**What needs to be done:**
Copy out all the lines exactly. Omit pictures.
** Start Records to process **
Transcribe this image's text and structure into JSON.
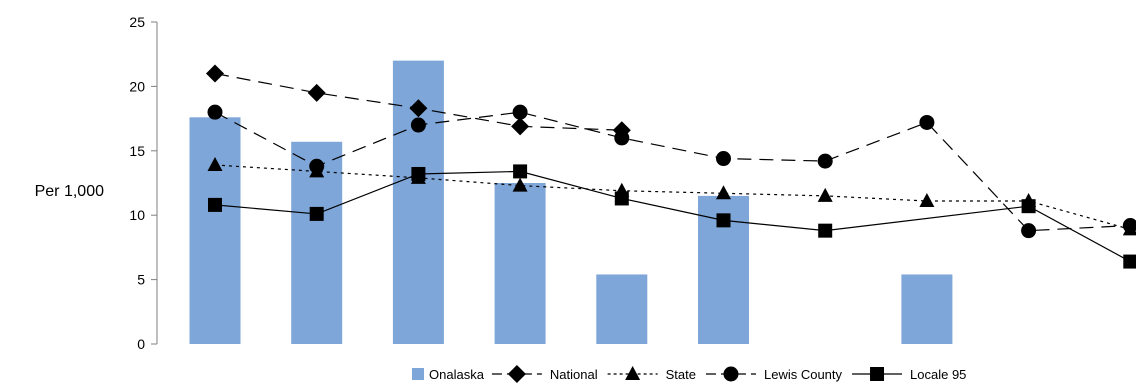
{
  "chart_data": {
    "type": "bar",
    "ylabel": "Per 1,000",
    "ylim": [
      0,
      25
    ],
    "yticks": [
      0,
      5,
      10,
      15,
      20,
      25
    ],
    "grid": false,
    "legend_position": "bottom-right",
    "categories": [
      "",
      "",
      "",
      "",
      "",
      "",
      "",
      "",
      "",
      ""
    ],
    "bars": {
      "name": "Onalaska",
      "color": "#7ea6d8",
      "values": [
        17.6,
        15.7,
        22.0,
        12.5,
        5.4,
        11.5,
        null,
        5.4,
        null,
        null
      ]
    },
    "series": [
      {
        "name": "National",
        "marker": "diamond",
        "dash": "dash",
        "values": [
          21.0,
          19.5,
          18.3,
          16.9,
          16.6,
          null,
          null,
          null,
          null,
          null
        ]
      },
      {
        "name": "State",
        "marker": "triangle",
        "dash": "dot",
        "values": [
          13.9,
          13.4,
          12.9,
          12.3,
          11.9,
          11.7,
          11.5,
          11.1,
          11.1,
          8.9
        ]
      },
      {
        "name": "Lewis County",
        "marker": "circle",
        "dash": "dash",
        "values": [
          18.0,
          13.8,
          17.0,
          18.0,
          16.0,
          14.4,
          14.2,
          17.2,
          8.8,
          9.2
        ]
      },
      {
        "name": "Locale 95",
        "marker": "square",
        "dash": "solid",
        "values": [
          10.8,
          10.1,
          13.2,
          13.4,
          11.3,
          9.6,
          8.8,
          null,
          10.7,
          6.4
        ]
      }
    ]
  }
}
** End Records to process **
**The solution:**
Transcribe this image's text and structure into JSON.
{
  "chart_data": {
    "type": "bar",
    "ylabel": "Per 1,000",
    "ylim": [
      0,
      25
    ],
    "yticks": [
      0,
      5,
      10,
      15,
      20,
      25
    ],
    "grid": false,
    "legend_position": "bottom-right",
    "categories": [
      "",
      "",
      "",
      "",
      "",
      "",
      "",
      "",
      "",
      ""
    ],
    "bars": {
      "name": "Onalaska",
      "color": "#7ea6d8",
      "values": [
        17.6,
        15.7,
        22.0,
        12.5,
        5.4,
        11.5,
        null,
        5.4,
        null,
        null
      ]
    },
    "series": [
      {
        "name": "National",
        "marker": "diamond",
        "dash": "dash",
        "values": [
          21.0,
          19.5,
          18.3,
          16.9,
          16.6,
          null,
          null,
          null,
          null,
          null
        ]
      },
      {
        "name": "State",
        "marker": "triangle",
        "dash": "dot",
        "values": [
          13.9,
          13.4,
          12.9,
          12.3,
          11.9,
          11.7,
          11.5,
          11.1,
          11.1,
          8.9
        ]
      },
      {
        "name": "Lewis County",
        "marker": "circle",
        "dash": "dash",
        "values": [
          18.0,
          13.8,
          17.0,
          18.0,
          16.0,
          14.4,
          14.2,
          17.2,
          8.8,
          9.2
        ]
      },
      {
        "name": "Locale 95",
        "marker": "square",
        "dash": "solid",
        "values": [
          10.8,
          10.1,
          13.2,
          13.4,
          11.3,
          9.6,
          8.8,
          null,
          10.7,
          6.4
        ]
      }
    ]
  }
}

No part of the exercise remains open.